**Exercise goal**
Each line of the data that includes the string "kogeneracji" is to be copied out.

--- Data extract ---

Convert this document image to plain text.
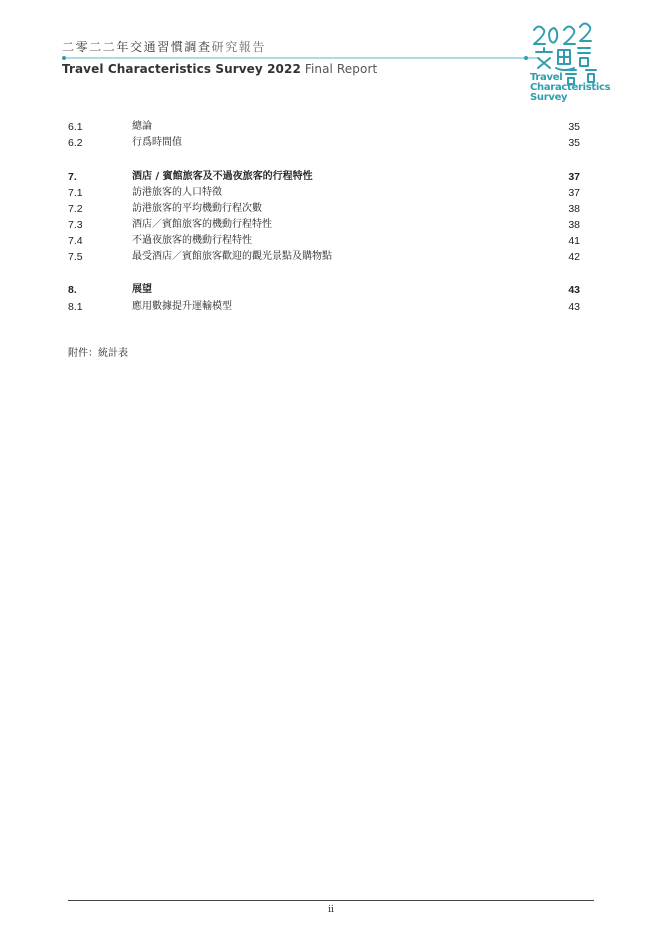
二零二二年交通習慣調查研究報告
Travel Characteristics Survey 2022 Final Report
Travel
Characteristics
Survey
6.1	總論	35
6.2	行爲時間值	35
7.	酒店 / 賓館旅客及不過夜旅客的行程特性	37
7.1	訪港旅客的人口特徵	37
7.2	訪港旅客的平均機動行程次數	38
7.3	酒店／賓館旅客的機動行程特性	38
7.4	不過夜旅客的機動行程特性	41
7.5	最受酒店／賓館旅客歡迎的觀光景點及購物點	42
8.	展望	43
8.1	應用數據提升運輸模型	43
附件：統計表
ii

---
--- Data extract ---

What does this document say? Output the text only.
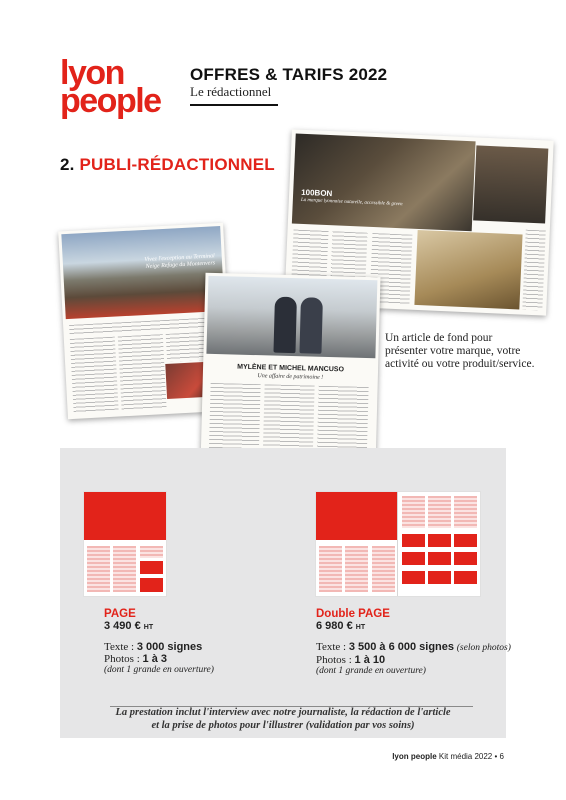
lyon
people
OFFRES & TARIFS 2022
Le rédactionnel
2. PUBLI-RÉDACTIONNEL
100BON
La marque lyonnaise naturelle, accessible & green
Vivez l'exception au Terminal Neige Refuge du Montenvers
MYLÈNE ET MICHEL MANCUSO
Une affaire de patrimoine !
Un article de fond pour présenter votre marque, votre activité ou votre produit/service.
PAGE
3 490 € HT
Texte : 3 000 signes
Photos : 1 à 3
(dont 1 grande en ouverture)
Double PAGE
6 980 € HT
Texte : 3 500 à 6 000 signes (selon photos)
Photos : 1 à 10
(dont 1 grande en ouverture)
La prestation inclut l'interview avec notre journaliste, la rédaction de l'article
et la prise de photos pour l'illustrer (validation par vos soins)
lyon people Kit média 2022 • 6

---
--- Data extract ---

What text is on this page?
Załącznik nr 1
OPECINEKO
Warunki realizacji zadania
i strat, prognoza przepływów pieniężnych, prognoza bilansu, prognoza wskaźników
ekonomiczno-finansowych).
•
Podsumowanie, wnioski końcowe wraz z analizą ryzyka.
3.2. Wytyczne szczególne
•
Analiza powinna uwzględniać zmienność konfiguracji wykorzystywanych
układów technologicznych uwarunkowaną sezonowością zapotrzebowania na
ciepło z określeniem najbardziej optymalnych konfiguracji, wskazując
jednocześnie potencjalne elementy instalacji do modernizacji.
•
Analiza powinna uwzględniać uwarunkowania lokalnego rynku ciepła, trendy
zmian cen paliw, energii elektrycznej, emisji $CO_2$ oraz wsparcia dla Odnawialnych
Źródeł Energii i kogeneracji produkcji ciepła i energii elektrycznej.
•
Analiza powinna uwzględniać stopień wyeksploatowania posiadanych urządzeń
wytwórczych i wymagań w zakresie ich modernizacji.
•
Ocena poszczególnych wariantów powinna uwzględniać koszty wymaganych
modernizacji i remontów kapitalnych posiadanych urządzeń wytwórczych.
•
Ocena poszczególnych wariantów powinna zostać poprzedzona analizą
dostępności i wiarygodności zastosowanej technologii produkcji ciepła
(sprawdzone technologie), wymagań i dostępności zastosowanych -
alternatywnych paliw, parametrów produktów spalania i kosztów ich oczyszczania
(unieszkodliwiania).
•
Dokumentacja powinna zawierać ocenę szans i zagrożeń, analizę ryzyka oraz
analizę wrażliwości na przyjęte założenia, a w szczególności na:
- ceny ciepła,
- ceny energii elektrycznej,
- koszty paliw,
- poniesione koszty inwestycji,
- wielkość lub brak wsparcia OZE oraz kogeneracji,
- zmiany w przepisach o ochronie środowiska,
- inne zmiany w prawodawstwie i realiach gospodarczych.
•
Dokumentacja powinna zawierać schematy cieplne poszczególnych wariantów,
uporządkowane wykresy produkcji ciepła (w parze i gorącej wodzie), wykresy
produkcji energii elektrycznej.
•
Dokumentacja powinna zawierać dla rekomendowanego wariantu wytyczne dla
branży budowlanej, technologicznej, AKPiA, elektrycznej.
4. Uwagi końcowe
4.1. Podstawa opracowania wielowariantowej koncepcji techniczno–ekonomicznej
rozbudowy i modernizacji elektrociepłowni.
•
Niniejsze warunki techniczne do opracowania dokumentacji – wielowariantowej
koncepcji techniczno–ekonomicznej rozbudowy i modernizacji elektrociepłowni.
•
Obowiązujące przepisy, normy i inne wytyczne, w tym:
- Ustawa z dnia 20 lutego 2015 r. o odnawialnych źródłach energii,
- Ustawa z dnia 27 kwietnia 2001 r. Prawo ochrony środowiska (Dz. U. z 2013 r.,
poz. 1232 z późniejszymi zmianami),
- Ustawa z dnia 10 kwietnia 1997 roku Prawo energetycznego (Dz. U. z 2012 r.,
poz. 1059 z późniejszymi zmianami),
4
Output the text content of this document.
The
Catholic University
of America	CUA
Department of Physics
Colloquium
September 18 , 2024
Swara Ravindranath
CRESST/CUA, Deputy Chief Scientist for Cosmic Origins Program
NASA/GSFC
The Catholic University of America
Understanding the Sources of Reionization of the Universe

---

**Written response**
Źródeł Energii i kogeneracji produkcji ciepła i energii elektrycznej.
- wielkość lub brak wsparcia OZE oraz kogeneracji,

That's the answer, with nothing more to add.